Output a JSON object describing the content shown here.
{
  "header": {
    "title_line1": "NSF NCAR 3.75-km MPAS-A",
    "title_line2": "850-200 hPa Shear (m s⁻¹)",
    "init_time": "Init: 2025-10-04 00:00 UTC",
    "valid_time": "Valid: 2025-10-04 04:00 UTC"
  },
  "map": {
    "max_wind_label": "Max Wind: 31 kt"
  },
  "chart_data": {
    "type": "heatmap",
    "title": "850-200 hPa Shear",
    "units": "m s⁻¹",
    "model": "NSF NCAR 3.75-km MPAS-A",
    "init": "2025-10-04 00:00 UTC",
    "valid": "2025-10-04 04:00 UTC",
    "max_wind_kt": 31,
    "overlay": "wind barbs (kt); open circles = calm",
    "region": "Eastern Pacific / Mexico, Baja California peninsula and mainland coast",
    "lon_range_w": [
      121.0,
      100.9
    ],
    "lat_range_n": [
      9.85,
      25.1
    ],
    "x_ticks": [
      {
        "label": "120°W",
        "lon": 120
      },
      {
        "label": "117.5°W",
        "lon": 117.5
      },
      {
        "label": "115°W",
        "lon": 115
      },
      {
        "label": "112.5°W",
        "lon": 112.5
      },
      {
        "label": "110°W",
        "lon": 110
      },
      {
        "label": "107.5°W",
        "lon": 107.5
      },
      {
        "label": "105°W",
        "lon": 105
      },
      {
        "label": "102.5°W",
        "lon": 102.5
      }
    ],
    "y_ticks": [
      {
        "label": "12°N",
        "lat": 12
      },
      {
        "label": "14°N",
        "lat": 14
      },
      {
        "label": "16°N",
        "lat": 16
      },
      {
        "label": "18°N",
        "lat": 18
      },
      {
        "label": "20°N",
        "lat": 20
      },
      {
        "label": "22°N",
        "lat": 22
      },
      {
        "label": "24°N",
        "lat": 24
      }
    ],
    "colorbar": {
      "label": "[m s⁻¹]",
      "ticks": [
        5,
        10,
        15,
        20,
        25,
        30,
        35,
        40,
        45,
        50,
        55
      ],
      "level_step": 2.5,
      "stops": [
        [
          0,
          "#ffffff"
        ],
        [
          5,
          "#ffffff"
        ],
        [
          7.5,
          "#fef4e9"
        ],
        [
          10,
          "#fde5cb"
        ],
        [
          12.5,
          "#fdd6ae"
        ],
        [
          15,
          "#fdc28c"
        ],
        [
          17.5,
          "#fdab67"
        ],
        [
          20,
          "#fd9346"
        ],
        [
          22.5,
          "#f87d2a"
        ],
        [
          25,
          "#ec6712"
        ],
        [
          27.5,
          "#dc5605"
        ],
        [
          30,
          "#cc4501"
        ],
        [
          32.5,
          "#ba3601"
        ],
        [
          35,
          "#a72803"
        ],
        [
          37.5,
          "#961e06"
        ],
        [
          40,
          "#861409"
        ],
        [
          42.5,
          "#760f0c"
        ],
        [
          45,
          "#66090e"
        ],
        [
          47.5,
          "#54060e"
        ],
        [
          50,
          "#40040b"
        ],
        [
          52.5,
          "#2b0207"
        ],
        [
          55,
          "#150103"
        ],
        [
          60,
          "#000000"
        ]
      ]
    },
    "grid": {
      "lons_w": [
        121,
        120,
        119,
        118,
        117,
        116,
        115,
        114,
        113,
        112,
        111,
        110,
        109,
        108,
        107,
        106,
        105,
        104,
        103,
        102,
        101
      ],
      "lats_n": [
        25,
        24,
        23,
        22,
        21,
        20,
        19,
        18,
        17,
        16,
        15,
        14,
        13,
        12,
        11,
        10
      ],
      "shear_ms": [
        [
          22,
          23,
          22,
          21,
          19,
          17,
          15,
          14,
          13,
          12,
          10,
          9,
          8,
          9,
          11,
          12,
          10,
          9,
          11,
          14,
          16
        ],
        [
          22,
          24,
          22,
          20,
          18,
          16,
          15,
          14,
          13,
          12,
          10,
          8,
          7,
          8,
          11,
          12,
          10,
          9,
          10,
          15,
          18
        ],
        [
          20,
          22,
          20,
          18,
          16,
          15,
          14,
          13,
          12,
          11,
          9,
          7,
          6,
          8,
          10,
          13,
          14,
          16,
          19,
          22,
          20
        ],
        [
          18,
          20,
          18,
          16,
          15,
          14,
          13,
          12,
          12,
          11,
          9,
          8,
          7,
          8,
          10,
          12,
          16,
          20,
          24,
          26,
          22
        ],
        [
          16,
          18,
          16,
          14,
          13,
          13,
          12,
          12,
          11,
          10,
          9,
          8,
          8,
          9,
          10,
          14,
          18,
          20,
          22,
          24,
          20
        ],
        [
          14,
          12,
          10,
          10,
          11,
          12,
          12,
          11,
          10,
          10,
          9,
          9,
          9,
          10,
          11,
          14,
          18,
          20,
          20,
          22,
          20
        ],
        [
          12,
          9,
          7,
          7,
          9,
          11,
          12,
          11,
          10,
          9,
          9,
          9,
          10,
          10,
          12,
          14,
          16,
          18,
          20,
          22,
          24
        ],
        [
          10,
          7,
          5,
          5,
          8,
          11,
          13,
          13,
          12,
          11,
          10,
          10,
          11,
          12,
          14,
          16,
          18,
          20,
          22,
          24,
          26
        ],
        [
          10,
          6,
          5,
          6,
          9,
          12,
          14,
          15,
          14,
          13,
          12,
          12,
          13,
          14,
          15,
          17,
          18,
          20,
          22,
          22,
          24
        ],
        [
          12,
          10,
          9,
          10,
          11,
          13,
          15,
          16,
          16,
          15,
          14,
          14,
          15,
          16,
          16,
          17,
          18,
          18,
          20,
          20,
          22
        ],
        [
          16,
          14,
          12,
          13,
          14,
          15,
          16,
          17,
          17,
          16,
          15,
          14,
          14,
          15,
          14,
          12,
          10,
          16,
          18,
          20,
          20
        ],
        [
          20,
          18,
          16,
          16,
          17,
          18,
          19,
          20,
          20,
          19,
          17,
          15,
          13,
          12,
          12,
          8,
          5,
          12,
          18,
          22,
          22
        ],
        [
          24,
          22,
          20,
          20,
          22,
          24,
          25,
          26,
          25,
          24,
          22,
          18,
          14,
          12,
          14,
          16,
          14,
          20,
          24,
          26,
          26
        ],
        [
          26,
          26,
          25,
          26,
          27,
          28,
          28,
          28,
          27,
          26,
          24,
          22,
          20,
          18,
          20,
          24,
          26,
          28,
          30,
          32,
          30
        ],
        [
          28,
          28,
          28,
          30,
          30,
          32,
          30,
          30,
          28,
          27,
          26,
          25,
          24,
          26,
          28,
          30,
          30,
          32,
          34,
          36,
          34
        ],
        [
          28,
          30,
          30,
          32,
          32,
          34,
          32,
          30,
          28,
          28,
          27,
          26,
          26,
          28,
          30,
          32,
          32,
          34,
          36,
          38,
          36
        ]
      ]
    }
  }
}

Aim of the exercise – Reproduce the records word for word.

Exercise solution –
Output a JSON object describing the content shown here.
{
  "header": {
    "title_line1": "NSF NCAR 3.75-km MPAS-A",
    "title_line2": "850-200 hPa Shear (m s⁻¹)",
    "init_time": "Init: 2025-10-04 00:00 UTC",
    "valid_time": "Valid: 2025-10-04 04:00 UTC"
  },
  "map": {
    "max_wind_label": "Max Wind: 31 kt"
  },
  "chart_data": {
    "type": "heatmap",
    "title": "850-200 hPa Shear",
    "units": "m s⁻¹",
    "model": "NSF NCAR 3.75-km MPAS-A",
    "init": "2025-10-04 00:00 UTC",
    "valid": "2025-10-04 04:00 UTC",
    "max_wind_kt": 31,
    "overlay": "wind barbs (kt); open circles = calm",
    "region": "Eastern Pacific / Mexico, Baja California peninsula and mainland coast",
    "lon_range_w": [
      121.0,
      100.9
    ],
    "lat_range_n": [
      9.85,
      25.1
    ],
    "x_ticks": [
      {
        "label": "120°W",
        "lon": 120
      },
      {
        "label": "117.5°W",
        "lon": 117.5
      },
      {
        "label": "115°W",
        "lon": 115
      },
      {
        "label": "112.5°W",
        "lon": 112.5
      },
      {
        "label": "110°W",
        "lon": 110
      },
      {
        "label": "107.5°W",
        "lon": 107.5
      },
      {
        "label": "105°W",
        "lon": 105
      },
      {
        "label": "102.5°W",
        "lon": 102.5
      }
    ],
    "y_ticks": [
      {
        "label": "12°N",
        "lat": 12
      },
      {
        "label": "14°N",
        "lat": 14
      },
      {
        "label": "16°N",
        "lat": 16
      },
      {
        "label": "18°N",
        "lat": 18
      },
      {
        "label": "20°N",
        "lat": 20
      },
      {
        "label": "22°N",
        "lat": 22
      },
      {
        "label": "24°N",
        "lat": 24
      }
    ],
    "colorbar": {
      "label": "[m s⁻¹]",
      "ticks": [
        5,
        10,
        15,
        20,
        25,
        30,
        35,
        40,
        45,
        50,
        55
      ],
      "level_step": 2.5,
      "stops": [
        [
          0,
          "#ffffff"
        ],
        [
          5,
          "#ffffff"
        ],
        [
          7.5,
          "#fef4e9"
        ],
        [
          10,
          "#fde5cb"
        ],
        [
          12.5,
          "#fdd6ae"
        ],
        [
          15,
          "#fdc28c"
        ],
        [
          17.5,
          "#fdab67"
        ],
        [
          20,
          "#fd9346"
        ],
        [
          22.5,
          "#f87d2a"
        ],
        [
          25,
          "#ec6712"
        ],
        [
          27.5,
          "#dc5605"
        ],
        [
          30,
          "#cc4501"
        ],
        [
          32.5,
          "#ba3601"
        ],
        [
          35,
          "#a72803"
        ],
        [
          37.5,
          "#961e06"
        ],
        [
          40,
          "#861409"
        ],
        [
          42.5,
          "#760f0c"
        ],
        [
          45,
          "#66090e"
        ],
        [
          47.5,
          "#54060e"
        ],
        [
          50,
          "#40040b"
        ],
        [
          52.5,
          "#2b0207"
        ],
        [
          55,
          "#150103"
        ],
        [
          60,
          "#000000"
        ]
      ]
    },
    "grid": {
      "lons_w": [
        121,
        120,
        119,
        118,
        117,
        116,
        115,
        114,
        113,
        112,
        111,
        110,
        109,
        108,
        107,
        106,
        105,
        104,
        103,
        102,
        101
      ],
      "lats_n": [
        25,
        24,
        23,
        22,
        21,
        20,
        19,
        18,
        17,
        16,
        15,
        14,
        13,
        12,
        11,
        10
      ],
      "shear_ms": [
        [
          22,
          23,
          22,
          21,
          19,
          17,
          15,
          14,
          13,
          12,
          10,
          9,
          8,
          9,
          11,
          12,
          10,
          9,
          11,
          14,
          16
        ],
        [
          22,
          24,
          22,
          20,
          18,
          16,
          15,
          14,
          13,
          12,
          10,
          8,
          7,
          8,
          11,
          12,
          10,
          9,
          10,
          15,
          18
        ],
        [
          20,
          22,
          20,
          18,
          16,
          15,
          14,
          13,
          12,
          11,
          9,
          7,
          6,
          8,
          10,
          13,
          14,
          16,
          19,
          22,
          20
        ],
        [
          18,
          20,
          18,
          16,
          15,
          14,
          13,
          12,
          12,
          11,
          9,
          8,
          7,
          8,
          10,
          12,
          16,
          20,
          24,
          26,
          22
        ],
        [
          16,
          18,
          16,
          14,
          13,
          13,
          12,
          12,
          11,
          10,
          9,
          8,
          8,
          9,
          10,
          14,
          18,
          20,
          22,
          24,
          20
        ],
        [
          14,
          12,
          10,
          10,
          11,
          12,
          12,
          11,
          10,
          10,
          9,
          9,
          9,
          10,
          11,
          14,
          18,
          20,
          20,
          22,
          20
        ],
        [
          12,
          9,
          7,
          7,
          9,
          11,
          12,
          11,
          10,
          9,
          9,
          9,
          10,
          10,
          12,
          14,
          16,
          18,
          20,
          22,
          24
        ],
        [
          10,
          7,
          5,
          5,
          8,
          11,
          13,
          13,
          12,
          11,
          10,
          10,
          11,
          12,
          14,
          16,
          18,
          20,
          22,
          24,
          26
        ],
        [
          10,
          6,
          5,
          6,
          9,
          12,
          14,
          15,
          14,
          13,
          12,
          12,
          13,
          14,
          15,
          17,
          18,
          20,
          22,
          22,
          24
        ],
        [
          12,
          10,
          9,
          10,
          11,
          13,
          15,
          16,
          16,
          15,
          14,
          14,
          15,
          16,
          16,
          17,
          18,
          18,
          20,
          20,
          22
        ],
        [
          16,
          14,
          12,
          13,
          14,
          15,
          16,
          17,
          17,
          16,
          15,
          14,
          14,
          15,
          14,
          12,
          10,
          16,
          18,
          20,
          20
        ],
        [
          20,
          18,
          16,
          16,
          17,
          18,
          19,
          20,
          20,
          19,
          17,
          15,
          13,
          12,
          12,
          8,
          5,
          12,
          18,
          22,
          22
        ],
        [
          24,
          22,
          20,
          20,
          22,
          24,
          25,
          26,
          25,
          24,
          22,
          18,
          14,
          12,
          14,
          16,
          14,
          20,
          24,
          26,
          26
        ],
        [
          26,
          26,
          25,
          26,
          27,
          28,
          28,
          28,
          27,
          26,
          24,
          22,
          20,
          18,
          20,
          24,
          26,
          28,
          30,
          32,
          30
        ],
        [
          28,
          28,
          28,
          30,
          30,
          32,
          30,
          30,
          28,
          27,
          26,
          25,
          24,
          26,
          28,
          30,
          30,
          32,
          34,
          36,
          34
        ],
        [
          28,
          30,
          30,
          32,
          32,
          34,
          32,
          30,
          28,
          28,
          27,
          26,
          26,
          28,
          30,
          32,
          32,
          34,
          36,
          38,
          36
        ]
      ]
    }
  }
}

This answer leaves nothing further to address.